> **Written problem**
Pictures appear in the records below; write out everything else exactly.

[Extracted records]
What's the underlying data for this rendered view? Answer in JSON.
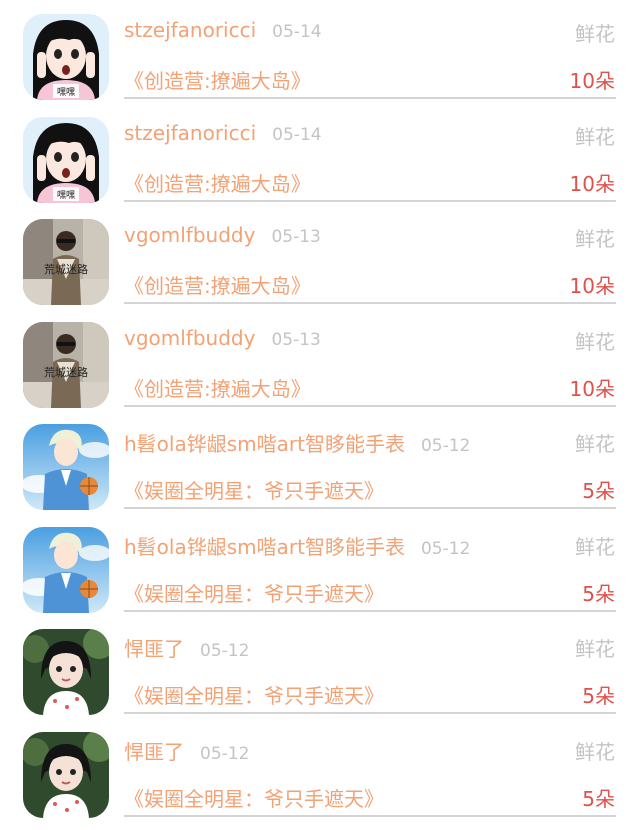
{
  "records": [
    {
      "avatar_icon": "manga-girl-avatar-icon",
      "username": "stzejfanoricci",
      "date": "05-14",
      "gift_type": "鲜花",
      "book": "《创造营:撩遍大岛》",
      "amount": "10朵"
    },
    {
      "avatar_icon": "manga-girl-avatar-icon",
      "username": "stzejfanoricci",
      "date": "05-14",
      "gift_type": "鲜花",
      "book": "《创造营:撩遍大岛》",
      "amount": "10朵"
    },
    {
      "avatar_icon": "street-photo-avatar-icon",
      "username": "vgomlfbuddy",
      "date": "05-13",
      "gift_type": "鲜花",
      "book": "《创造营:撩遍大岛》",
      "amount": "10朵"
    },
    {
      "avatar_icon": "street-photo-avatar-icon",
      "username": "vgomlfbuddy",
      "date": "05-13",
      "gift_type": "鲜花",
      "book": "《创造营:撩遍大岛》",
      "amount": "10朵"
    },
    {
      "avatar_icon": "anime-boy-avatar-icon",
      "username": "h髫ola铧龈sm喈art智眵能手表",
      "date": "05-12",
      "gift_type": "鲜花",
      "book": "《娱圈全明星：爷只手遮天》",
      "amount": "5朵"
    },
    {
      "avatar_icon": "anime-boy-avatar-icon",
      "username": "h髫ola铧龈sm喈art智眵能手表",
      "date": "05-12",
      "gift_type": "鲜花",
      "book": "《娱圈全明星：爷只手遮天》",
      "amount": "5朵"
    },
    {
      "avatar_icon": "little-girl-avatar-icon",
      "username": "悍匪了",
      "date": "05-12",
      "gift_type": "鲜花",
      "book": "《娱圈全明星：爷只手遮天》",
      "amount": "5朵"
    },
    {
      "avatar_icon": "little-girl-avatar-icon",
      "username": "悍匪了",
      "date": "05-12",
      "gift_type": "鲜花",
      "book": "《娱圈全明星：爷只手遮天》",
      "amount": "5朵"
    }
  ],
  "avatar_texts": {
    "manga_caption": "嘿嘿",
    "street_caption": "荒城迷路"
  },
  "colors": {
    "username": "#f2a274",
    "book_title": "#f2a274",
    "amount": "#e0504c",
    "muted": "#c4c4c4",
    "divider": "#d4d4d4"
  }
}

> **Written solution**
What's the underlying data for this rendered view? Answer in JSON.
{
  "records": [
    {
      "avatar_icon": "manga-girl-avatar-icon",
      "username": "stzejfanoricci",
      "date": "05-14",
      "gift_type": "鲜花",
      "book": "《创造营:撩遍大岛》",
      "amount": "10朵"
    },
    {
      "avatar_icon": "manga-girl-avatar-icon",
      "username": "stzejfanoricci",
      "date": "05-14",
      "gift_type": "鲜花",
      "book": "《创造营:撩遍大岛》",
      "amount": "10朵"
    },
    {
      "avatar_icon": "street-photo-avatar-icon",
      "username": "vgomlfbuddy",
      "date": "05-13",
      "gift_type": "鲜花",
      "book": "《创造营:撩遍大岛》",
      "amount": "10朵"
    },
    {
      "avatar_icon": "street-photo-avatar-icon",
      "username": "vgomlfbuddy",
      "date": "05-13",
      "gift_type": "鲜花",
      "book": "《创造营:撩遍大岛》",
      "amount": "10朵"
    },
    {
      "avatar_icon": "anime-boy-avatar-icon",
      "username": "h髫ola铧龈sm喈art智眵能手表",
      "date": "05-12",
      "gift_type": "鲜花",
      "book": "《娱圈全明星：爷只手遮天》",
      "amount": "5朵"
    },
    {
      "avatar_icon": "anime-boy-avatar-icon",
      "username": "h髫ola铧龈sm喈art智眵能手表",
      "date": "05-12",
      "gift_type": "鲜花",
      "book": "《娱圈全明星：爷只手遮天》",
      "amount": "5朵"
    },
    {
      "avatar_icon": "little-girl-avatar-icon",
      "username": "悍匪了",
      "date": "05-12",
      "gift_type": "鲜花",
      "book": "《娱圈全明星：爷只手遮天》",
      "amount": "5朵"
    },
    {
      "avatar_icon": "little-girl-avatar-icon",
      "username": "悍匪了",
      "date": "05-12",
      "gift_type": "鲜花",
      "book": "《娱圈全明星：爷只手遮天》",
      "amount": "5朵"
    }
  ],
  "avatar_texts": {
    "manga_caption": "嘿嘿",
    "street_caption": "荒城迷路"
  },
  "colors": {
    "username": "#f2a274",
    "book_title": "#f2a274",
    "amount": "#e0504c",
    "muted": "#c4c4c4",
    "divider": "#d4d4d4"
  }
}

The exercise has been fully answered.